## Begin INPUT ROWS
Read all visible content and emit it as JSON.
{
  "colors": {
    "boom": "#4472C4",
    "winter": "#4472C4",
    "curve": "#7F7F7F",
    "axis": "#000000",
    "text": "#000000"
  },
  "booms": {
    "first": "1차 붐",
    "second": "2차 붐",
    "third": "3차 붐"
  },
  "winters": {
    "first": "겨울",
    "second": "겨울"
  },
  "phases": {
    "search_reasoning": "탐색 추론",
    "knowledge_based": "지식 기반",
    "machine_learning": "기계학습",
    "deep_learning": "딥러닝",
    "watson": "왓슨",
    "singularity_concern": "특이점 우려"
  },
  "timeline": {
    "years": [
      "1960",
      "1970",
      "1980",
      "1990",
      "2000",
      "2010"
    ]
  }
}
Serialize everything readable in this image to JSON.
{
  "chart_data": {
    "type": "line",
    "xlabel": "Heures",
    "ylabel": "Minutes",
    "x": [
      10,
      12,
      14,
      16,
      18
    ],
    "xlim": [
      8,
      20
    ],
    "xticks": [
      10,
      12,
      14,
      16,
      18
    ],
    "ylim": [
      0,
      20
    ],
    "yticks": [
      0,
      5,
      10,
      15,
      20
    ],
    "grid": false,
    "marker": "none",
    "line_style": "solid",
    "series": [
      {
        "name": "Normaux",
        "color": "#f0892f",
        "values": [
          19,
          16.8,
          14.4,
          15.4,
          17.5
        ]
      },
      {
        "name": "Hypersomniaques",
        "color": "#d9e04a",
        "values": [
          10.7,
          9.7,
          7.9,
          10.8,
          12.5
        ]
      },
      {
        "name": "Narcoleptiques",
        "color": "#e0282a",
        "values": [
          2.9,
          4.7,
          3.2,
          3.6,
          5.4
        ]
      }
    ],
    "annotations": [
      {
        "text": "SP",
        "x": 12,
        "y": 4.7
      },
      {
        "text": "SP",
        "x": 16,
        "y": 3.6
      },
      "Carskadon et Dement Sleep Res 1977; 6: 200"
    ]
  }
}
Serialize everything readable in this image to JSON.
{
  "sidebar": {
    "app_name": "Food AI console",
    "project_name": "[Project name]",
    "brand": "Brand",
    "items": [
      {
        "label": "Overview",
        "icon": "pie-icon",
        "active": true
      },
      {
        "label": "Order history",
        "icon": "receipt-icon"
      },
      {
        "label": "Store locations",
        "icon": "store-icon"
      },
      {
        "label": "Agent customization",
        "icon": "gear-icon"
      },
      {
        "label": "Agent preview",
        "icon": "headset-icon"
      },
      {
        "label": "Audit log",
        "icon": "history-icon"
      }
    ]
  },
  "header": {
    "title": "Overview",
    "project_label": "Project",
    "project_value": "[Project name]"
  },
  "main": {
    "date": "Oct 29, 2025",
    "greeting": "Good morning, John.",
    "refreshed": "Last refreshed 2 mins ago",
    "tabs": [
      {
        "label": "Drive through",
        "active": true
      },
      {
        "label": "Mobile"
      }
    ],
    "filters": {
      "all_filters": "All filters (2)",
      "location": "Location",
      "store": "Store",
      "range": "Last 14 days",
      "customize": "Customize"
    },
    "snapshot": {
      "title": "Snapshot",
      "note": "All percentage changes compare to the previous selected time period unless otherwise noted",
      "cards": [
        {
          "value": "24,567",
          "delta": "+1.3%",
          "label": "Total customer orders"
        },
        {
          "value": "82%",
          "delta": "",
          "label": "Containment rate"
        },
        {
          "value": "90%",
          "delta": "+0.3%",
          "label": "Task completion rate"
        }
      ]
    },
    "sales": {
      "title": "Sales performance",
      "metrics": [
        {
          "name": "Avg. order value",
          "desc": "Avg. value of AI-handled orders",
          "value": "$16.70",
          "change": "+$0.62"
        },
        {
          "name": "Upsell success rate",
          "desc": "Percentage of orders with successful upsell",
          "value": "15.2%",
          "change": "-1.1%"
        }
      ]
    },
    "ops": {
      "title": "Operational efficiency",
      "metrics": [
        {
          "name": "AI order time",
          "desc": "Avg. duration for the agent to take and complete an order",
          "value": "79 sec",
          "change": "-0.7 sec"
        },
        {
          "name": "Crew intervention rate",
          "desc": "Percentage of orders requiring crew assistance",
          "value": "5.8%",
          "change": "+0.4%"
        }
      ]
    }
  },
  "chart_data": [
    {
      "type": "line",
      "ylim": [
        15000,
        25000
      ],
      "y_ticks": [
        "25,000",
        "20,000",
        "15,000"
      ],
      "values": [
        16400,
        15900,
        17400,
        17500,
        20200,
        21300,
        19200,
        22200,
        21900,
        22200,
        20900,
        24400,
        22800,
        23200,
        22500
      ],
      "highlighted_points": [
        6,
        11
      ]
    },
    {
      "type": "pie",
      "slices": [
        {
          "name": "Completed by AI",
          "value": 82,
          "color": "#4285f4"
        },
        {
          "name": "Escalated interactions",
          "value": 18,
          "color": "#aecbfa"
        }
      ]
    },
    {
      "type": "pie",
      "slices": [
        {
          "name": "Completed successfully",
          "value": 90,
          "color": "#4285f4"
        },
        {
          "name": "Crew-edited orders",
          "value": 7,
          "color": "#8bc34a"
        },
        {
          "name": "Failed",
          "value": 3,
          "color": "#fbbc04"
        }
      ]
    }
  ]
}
## End INPUT ROWS
» **WORK TO DO**
Reply with nothing except the number of lines in the listing above that include "desc".

» **EXERCISE OUTPUT**
4